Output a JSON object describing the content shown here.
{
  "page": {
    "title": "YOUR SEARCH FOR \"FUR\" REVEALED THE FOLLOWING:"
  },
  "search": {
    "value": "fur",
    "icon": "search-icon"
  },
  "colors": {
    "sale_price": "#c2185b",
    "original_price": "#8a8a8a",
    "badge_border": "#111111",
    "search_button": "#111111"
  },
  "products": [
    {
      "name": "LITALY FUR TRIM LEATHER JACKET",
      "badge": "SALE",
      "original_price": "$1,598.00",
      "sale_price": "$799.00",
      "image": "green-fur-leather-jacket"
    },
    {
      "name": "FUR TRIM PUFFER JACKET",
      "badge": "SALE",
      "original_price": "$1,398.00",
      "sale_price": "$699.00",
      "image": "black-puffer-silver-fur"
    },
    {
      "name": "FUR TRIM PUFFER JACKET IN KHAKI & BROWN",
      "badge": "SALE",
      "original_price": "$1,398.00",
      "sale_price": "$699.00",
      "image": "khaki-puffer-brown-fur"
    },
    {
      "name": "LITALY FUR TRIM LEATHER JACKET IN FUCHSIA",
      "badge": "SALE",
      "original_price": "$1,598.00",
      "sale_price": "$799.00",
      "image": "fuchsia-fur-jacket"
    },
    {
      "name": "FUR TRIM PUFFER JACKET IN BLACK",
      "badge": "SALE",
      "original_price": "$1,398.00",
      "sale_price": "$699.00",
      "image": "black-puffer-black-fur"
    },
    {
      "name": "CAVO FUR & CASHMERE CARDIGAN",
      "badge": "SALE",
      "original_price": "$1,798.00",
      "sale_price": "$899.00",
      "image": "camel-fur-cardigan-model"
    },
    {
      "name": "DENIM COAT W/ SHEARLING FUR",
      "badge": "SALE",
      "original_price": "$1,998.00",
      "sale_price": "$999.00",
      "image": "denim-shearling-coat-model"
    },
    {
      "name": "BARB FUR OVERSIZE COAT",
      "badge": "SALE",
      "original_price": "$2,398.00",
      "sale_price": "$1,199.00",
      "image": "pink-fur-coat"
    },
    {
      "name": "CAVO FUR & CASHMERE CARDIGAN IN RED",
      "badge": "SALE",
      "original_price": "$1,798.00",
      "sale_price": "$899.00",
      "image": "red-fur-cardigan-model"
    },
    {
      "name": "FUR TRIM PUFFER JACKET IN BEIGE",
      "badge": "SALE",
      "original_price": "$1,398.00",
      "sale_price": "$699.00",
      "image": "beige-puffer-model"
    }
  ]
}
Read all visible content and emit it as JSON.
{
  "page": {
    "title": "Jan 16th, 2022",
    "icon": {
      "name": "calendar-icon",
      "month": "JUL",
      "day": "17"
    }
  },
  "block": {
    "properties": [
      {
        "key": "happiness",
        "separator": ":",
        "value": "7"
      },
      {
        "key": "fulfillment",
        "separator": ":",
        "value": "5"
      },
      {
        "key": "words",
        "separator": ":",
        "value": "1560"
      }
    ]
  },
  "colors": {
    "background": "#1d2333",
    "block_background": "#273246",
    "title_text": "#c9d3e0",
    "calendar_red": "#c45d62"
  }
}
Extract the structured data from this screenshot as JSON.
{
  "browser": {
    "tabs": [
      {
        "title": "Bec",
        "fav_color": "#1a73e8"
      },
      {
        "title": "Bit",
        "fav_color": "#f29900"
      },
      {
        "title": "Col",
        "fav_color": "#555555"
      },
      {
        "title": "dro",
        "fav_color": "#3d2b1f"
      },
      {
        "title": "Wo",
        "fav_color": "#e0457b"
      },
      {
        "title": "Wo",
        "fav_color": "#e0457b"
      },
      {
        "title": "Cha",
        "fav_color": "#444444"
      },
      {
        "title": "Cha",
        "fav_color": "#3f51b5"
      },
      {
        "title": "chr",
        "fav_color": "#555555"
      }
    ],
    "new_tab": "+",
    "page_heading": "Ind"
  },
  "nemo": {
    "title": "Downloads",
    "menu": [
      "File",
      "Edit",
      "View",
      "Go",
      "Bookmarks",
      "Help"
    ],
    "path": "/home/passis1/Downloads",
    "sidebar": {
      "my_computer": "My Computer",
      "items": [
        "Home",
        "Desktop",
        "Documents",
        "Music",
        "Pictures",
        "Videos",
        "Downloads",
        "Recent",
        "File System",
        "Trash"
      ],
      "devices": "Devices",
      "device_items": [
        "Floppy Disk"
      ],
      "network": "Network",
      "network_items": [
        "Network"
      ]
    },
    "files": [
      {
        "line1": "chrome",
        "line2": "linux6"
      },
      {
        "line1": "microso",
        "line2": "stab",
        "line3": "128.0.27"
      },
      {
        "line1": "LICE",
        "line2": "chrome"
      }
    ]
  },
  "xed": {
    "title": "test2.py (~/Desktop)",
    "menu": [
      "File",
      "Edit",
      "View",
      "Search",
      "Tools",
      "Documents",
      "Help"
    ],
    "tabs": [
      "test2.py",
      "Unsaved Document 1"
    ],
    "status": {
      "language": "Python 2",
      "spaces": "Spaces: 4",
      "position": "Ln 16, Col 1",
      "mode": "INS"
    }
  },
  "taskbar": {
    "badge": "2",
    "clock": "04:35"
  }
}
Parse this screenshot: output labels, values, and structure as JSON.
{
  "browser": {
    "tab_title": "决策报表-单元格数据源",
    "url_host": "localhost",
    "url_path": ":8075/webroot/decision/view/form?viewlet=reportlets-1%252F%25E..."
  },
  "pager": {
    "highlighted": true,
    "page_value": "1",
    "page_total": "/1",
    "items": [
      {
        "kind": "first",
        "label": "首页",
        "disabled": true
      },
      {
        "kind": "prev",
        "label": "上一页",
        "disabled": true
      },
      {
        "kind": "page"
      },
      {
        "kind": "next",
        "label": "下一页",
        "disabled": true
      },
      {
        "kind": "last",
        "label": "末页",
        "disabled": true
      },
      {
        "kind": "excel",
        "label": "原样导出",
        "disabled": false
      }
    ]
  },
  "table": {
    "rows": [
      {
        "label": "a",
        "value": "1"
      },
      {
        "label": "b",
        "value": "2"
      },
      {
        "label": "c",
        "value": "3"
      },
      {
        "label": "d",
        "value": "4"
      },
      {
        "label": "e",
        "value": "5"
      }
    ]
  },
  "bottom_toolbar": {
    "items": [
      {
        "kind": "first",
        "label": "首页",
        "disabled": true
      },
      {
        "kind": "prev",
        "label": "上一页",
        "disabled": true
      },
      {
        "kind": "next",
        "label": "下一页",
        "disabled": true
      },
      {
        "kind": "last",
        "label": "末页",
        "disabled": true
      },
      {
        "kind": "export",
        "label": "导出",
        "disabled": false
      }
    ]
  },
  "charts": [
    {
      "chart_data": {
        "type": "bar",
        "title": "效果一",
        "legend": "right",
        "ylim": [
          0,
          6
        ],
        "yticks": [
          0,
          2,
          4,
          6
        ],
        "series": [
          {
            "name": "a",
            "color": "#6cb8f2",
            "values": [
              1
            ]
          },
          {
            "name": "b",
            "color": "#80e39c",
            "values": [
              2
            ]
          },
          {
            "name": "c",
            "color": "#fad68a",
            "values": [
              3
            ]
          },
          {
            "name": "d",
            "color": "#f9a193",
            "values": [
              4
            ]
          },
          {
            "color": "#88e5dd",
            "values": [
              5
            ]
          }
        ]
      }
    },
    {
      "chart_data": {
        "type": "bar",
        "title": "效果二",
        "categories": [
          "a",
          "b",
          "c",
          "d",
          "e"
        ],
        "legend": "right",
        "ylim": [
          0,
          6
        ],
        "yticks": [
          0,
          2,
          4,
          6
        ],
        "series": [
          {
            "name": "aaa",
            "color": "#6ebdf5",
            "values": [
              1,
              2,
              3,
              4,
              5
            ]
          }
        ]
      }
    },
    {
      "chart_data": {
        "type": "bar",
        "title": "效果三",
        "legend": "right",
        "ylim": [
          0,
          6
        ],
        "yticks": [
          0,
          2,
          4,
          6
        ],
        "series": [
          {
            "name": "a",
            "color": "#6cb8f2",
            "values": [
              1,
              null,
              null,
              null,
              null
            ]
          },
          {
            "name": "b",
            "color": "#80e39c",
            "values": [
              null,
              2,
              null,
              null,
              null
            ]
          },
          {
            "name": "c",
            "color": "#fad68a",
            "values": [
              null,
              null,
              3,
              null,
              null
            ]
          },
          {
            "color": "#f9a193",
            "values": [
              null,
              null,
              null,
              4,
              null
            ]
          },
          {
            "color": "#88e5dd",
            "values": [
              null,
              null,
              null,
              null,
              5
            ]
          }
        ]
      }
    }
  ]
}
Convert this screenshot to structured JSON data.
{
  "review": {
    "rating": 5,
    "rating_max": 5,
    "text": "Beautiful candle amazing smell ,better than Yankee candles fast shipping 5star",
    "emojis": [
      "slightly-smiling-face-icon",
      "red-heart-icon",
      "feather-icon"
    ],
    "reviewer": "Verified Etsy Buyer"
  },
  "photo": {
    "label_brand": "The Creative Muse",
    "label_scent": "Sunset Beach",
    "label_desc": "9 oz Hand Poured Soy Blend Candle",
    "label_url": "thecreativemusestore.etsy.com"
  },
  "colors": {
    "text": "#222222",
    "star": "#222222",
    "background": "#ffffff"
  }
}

◇ ◇ ◇ ◇ ◇ ◇ ◇

__Task details__
Locate "Convert this screenshot" in the material, then quote the line that contains it and all lines after it through the final one.

__Response__
Convert this screenshot to structured JSON data.
{
  "review": {
    "rating": 5,
    "rating_max": 5,
    "text": "Beautiful candle amazing smell ,better than Yankee candles fast shipping 5star",
    "emojis": [
      "slightly-smiling-face-icon",
      "red-heart-icon",
      "feather-icon"
    ],
    "reviewer": "Verified Etsy Buyer"
  },
  "photo": {
    "label_brand": "The Creative Muse",
    "label_scent": "Sunset Beach",
    "label_desc": "9 oz Hand Poured Soy Blend Candle",
    "label_url": "thecreativemusestore.etsy.com"
  },
  "colors": {
    "text": "#222222",
    "star": "#222222",
    "background": "#ffffff"
  }
}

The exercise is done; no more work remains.